A block of data:
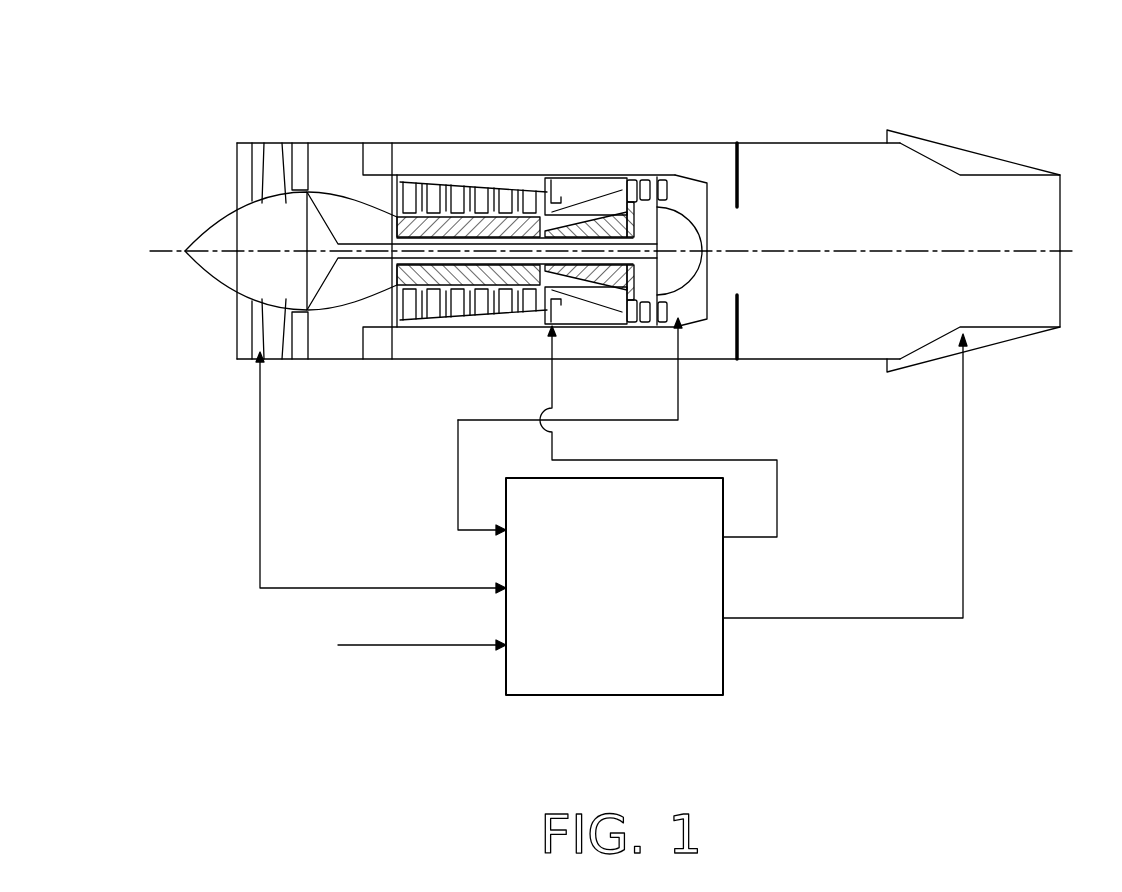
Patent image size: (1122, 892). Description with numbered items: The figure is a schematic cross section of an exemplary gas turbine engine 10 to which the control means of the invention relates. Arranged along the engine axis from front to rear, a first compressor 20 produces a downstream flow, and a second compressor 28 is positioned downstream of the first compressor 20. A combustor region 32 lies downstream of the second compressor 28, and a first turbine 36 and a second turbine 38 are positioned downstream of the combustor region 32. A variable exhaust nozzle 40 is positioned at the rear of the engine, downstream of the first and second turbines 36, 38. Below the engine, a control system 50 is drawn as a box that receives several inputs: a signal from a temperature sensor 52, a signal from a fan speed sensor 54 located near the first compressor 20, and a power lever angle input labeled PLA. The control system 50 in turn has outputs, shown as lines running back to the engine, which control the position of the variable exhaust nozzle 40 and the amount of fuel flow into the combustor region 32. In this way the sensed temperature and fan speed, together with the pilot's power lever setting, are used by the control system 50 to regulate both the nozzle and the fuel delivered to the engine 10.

The gas turbine engine 10 is at (918, 107).
The first compressor 20 is at (268, 362).
The second compressor 28 is at (447, 322).
The combustor region 32 is at (578, 330).
The first turbine 36 is at (630, 330).
The second turbine 38 is at (668, 326).
The variable exhaust nozzle 40 is at (978, 334).
The control system 50 is at (703, 650).
The temperature sensor 52 is at (683, 324).
The fan speed sensor 54 is at (255, 363).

**SET EXERCISE**
Reproduce the data above word for word, leaving out the picture.

**TASK ANSWER**
Patent image size: (1122, 892). Description with numbered items: The figure is a schematic cross section of an exemplary gas turbine engine 10 to which the control means of the invention relates. Arranged along the engine axis from front to rear, a first compressor 20 produces a downstream flow, and a second compressor 28 is positioned downstream of the first compressor 20. A combustor region 32 lies downstream of the second compressor 28, and a first turbine 36 and a second turbine 38 are positioned downstream of the combustor region 32. A variable exhaust nozzle 40 is positioned at the rear of the engine, downstream of the first and second turbines 36, 38. Below the engine, a control system 50 is drawn as a box that receives several inputs: a signal from a temperature sensor 52, a signal from a fan speed sensor 54 located near the first compressor 20, and a power lever angle input labeled PLA. The control system 50 in turn has outputs, shown as lines running back to the engine, which control the position of the variable exhaust nozzle 40 and the amount of fuel flow into the combustor region 32. In this way the sensed temperature and fan speed, together with the pilot's power lever setting, are used by the control system 50 to regulate both the nozzle and the fuel delivered to the engine 10.

The gas turbine engine 10 is at (918, 107).
The first compressor 20 is at (268, 362).
The second compressor 28 is at (447, 322).
The combustor region 32 is at (578, 330).
The first turbine 36 is at (630, 330).
The second turbine 38 is at (668, 326).
The variable exhaust nozzle 40 is at (978, 334).
The control system 50 is at (703, 650).
The temperature sensor 52 is at (683, 324).
The fan speed sensor 54 is at (255, 363).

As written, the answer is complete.